* begin GIVEN INFORMATION *

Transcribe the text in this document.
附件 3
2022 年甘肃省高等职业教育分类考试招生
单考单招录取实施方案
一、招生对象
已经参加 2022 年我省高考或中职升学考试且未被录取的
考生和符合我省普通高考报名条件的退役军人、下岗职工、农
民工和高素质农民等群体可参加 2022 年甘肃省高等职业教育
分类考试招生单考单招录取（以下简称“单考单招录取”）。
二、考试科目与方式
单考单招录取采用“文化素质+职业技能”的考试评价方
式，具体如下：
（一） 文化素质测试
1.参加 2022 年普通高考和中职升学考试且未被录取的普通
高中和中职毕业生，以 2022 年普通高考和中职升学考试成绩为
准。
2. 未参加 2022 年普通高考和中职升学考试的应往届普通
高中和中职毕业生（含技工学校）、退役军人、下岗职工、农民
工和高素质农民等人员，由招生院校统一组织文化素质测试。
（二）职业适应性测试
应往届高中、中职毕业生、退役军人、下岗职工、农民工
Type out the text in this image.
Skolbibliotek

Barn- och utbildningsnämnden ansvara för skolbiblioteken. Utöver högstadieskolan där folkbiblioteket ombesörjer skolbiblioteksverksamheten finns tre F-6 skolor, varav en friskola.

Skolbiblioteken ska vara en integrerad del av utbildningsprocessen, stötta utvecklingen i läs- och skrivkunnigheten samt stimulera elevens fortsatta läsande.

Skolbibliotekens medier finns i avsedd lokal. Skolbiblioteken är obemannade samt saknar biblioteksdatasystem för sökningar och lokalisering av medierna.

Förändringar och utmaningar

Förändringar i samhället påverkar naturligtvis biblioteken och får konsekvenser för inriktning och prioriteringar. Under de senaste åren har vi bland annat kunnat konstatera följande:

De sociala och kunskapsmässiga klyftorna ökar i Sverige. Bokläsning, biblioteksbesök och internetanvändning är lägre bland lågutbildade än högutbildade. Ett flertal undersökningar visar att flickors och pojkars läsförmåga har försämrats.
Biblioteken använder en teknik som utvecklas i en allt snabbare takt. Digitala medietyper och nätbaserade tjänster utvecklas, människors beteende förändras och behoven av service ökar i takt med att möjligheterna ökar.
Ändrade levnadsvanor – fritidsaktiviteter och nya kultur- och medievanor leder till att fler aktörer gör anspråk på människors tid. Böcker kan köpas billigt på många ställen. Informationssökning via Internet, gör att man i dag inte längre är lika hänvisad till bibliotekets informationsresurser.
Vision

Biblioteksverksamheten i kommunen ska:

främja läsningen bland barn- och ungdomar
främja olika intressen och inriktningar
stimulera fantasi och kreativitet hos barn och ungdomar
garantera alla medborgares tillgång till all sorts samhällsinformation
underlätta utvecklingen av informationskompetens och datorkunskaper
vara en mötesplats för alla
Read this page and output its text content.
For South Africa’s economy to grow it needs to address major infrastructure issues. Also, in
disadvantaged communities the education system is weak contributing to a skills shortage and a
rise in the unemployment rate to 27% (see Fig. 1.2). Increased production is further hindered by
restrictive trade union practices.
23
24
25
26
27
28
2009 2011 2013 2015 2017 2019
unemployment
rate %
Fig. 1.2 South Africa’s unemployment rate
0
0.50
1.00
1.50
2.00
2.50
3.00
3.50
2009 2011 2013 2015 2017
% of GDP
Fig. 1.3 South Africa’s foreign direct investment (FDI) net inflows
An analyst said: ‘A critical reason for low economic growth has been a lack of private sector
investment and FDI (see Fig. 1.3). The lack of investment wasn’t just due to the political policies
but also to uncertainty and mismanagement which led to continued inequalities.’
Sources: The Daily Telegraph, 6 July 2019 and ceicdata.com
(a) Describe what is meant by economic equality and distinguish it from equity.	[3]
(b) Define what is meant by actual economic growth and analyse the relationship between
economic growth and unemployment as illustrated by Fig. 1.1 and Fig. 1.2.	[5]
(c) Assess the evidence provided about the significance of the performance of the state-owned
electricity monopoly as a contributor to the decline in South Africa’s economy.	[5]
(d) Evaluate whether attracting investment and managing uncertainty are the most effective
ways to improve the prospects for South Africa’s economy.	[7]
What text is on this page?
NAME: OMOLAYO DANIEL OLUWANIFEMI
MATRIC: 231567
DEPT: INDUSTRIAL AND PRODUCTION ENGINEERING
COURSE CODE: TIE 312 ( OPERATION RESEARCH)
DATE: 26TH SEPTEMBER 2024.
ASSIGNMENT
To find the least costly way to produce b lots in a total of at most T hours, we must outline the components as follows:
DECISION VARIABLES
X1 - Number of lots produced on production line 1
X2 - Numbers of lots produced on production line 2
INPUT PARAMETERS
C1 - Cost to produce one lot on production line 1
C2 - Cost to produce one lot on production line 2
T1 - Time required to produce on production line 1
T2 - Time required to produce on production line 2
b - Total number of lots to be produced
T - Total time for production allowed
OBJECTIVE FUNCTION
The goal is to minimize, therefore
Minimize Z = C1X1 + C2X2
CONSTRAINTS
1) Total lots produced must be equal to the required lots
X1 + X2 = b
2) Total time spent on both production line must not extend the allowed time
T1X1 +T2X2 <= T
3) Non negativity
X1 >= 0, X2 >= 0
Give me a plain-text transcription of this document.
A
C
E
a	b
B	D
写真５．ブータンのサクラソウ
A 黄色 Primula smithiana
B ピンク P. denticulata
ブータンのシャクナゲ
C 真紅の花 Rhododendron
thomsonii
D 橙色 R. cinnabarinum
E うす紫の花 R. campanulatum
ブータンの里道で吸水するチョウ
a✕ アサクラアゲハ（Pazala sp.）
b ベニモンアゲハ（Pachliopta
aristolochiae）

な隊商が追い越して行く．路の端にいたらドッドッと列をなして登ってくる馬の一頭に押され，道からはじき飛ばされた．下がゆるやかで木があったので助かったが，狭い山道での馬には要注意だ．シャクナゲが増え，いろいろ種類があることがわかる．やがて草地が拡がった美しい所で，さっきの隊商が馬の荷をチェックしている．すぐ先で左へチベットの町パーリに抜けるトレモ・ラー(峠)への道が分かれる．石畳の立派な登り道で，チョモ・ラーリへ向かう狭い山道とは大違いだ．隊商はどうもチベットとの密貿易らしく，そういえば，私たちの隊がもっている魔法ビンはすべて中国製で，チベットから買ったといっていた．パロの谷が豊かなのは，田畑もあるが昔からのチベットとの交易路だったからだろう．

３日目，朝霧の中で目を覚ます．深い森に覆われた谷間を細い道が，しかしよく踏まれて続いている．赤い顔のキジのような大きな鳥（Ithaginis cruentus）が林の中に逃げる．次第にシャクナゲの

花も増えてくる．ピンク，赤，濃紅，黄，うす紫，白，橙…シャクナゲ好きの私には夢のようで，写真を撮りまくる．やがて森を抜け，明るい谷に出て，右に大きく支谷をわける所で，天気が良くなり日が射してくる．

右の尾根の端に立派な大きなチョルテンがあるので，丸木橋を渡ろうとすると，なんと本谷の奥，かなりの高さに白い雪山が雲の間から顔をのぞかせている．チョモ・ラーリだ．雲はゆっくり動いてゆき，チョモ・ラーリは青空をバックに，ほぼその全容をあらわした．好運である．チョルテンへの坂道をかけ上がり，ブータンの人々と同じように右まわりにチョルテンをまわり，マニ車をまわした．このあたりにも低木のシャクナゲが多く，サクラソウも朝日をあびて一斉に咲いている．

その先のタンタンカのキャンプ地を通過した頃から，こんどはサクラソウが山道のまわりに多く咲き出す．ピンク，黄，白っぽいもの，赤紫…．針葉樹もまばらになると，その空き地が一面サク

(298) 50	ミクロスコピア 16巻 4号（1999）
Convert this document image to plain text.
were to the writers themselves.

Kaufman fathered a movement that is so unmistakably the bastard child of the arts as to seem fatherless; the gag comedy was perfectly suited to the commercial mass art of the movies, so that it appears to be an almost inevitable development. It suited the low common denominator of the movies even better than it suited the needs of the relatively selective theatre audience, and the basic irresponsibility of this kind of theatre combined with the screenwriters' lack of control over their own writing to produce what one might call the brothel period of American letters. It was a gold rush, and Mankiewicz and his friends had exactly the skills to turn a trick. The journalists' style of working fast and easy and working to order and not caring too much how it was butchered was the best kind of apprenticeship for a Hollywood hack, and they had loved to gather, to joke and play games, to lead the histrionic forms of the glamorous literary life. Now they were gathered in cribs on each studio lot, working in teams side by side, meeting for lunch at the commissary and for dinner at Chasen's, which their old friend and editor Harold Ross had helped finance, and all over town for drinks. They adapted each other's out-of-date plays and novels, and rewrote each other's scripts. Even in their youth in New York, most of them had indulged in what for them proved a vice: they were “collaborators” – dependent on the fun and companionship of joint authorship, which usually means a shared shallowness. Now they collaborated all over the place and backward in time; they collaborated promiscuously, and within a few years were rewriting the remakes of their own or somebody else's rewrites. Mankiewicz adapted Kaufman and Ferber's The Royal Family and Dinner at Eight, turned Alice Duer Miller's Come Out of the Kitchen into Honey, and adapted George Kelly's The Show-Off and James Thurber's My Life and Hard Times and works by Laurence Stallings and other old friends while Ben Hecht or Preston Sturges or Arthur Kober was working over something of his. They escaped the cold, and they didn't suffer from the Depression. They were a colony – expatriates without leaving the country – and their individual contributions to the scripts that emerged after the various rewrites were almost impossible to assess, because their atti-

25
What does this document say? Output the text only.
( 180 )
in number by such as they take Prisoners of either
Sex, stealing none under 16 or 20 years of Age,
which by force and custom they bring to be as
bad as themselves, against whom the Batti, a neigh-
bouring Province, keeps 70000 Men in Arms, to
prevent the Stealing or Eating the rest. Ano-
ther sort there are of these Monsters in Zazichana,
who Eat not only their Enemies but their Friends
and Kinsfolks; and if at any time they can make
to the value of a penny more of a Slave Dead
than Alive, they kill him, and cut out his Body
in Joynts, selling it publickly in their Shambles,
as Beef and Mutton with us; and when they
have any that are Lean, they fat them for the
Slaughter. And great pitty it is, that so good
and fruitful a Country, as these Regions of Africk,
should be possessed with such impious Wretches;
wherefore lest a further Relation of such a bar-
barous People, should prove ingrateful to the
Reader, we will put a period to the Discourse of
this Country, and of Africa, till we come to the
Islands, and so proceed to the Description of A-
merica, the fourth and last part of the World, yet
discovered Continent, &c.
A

* end GIVEN INFORMATION *

WHAT THIS TASK INVOLVES: Identify how many lines in the entries above contain the word "samt" and provide only that figure.

TASK SOLUTION: 2